◆ Excerpted passage

Conn. Prosecutors Do Not Oppose Pardon Application; ICE to Consider Parole

NEW HAVEN, CT— Former Sgt. Arnold Giammarco, a recently deported U.S. Army veteran, is fighting to reunite with his wife, daughter, and elderly parents in Connecticut.  Today, he is submitting a pardon application to the Connecticut Board of Pardons and Paroles (BOPP) and an application for humanitarian parole to the U.S. Department of Homeland Security (DHS). A press conference will be held on this matter Wednesday, June 4, 2014 at 12 PM EST in Ruttenburg Hall, Yale Law School—Room M64 133, Wall St. New Haven, CT.

“The relevant State’s Attorneys all have weighed in and have agreed that the Division of Criminal Justice does not oppose Mr. Giammarco’s pardon application,” Deputy Chief State’s Attorney Leonard Boyle wrote to Mr. Giammarco’s lawyers. “You may feel free to represent this position to the BOPP.”

◆ Aim of the exercise
Reproduce the passage above on Arnold Giammarco's pardon and parole applications word for word, from the headline through the final quotation.

◆ Information provided
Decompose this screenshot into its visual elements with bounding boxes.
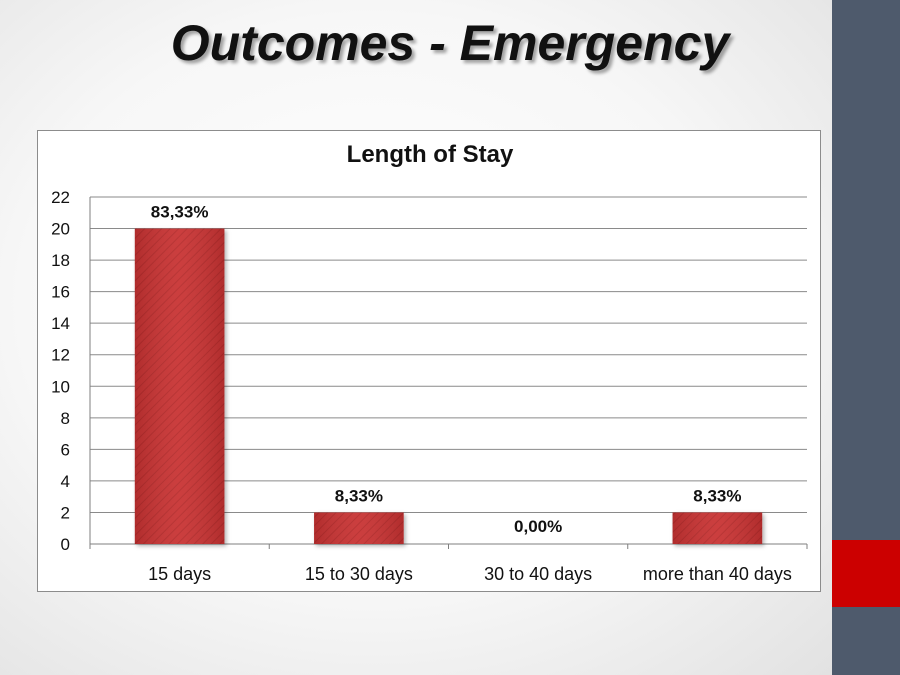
y-tick-label: 16: [51, 283, 70, 302]
slide-title: Outcomes - Emergency: [170, 15, 730, 71]
y-tick-label: 4: [61, 472, 70, 491]
y-tick-label: 6: [61, 440, 70, 459]
bar-chart: 0 2 4 6 8 10 12 14 16 18 20 22 83,33% 15 days 8,33% 15 …: [51, 188, 808, 584]
data-label: 8,33%: [335, 486, 383, 505]
chart-title: Length of Stay: [346, 141, 514, 168]
x-tick-label: 15 to 30 days: [305, 564, 413, 584]
y-tick-label: 22: [51, 188, 70, 207]
y-tick-label: 20: [51, 220, 70, 239]
data-label: 8,33%: [693, 486, 741, 505]
bar-shading: [672, 512, 763, 544]
side-accent-block: [832, 540, 900, 607]
y-tick-label: 12: [51, 346, 70, 365]
y-tick-label: 0: [61, 535, 70, 554]
data-label: 83,33%: [151, 203, 209, 222]
x-tick-label: 15 days: [148, 564, 211, 584]
x-tick-label: more than 40 days: [643, 564, 792, 584]
y-tick-label: 10: [51, 377, 70, 396]
chart-frame: Length of Stay 0 2 4 6 8 10 12 14 16 18 20 22 83,33%…: [37, 130, 821, 592]
y-tick-label: 14: [51, 314, 70, 333]
x-tick-label: 30 to 40 days: [484, 564, 592, 584]
bar-shading: [314, 512, 404, 544]
y-tick-label: 2: [61, 503, 70, 522]
y-tick-label: 8: [61, 409, 70, 428]
y-tick-label: 18: [51, 251, 70, 270]
bar-shading: [134, 228, 225, 544]
data-label: 0,00%: [514, 517, 562, 536]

◆ Exercise result
Conn. Prosecutors Do Not Oppose Pardon Application; ICE to Consider Parole

NEW HAVEN, CT— Former Sgt. Arnold Giammarco, a recently deported U.S. Army veteran, is fighting to reunite with his wife, daughter, and elderly parents in Connecticut.  Today, he is submitting a pardon application to the Connecticut Board of Pardons and Paroles (BOPP) and an application for humanitarian parole to the U.S. Department of Homeland Security (DHS). A press conference will be held on this matter Wednesday, June 4, 2014 at 12 PM EST in Ruttenburg Hall, Yale Law School—Room M64 133, Wall St. New Haven, CT.

“The relevant State’s Attorneys all have weighed in and have agreed that the Division of Criminal Justice does not oppose Mr. Giammarco’s pardon application,” Deputy Chief State’s Attorney Leonard Boyle wrote to Mr. Giammarco’s lawyers. “You may feel free to represent this position to the BOPP.”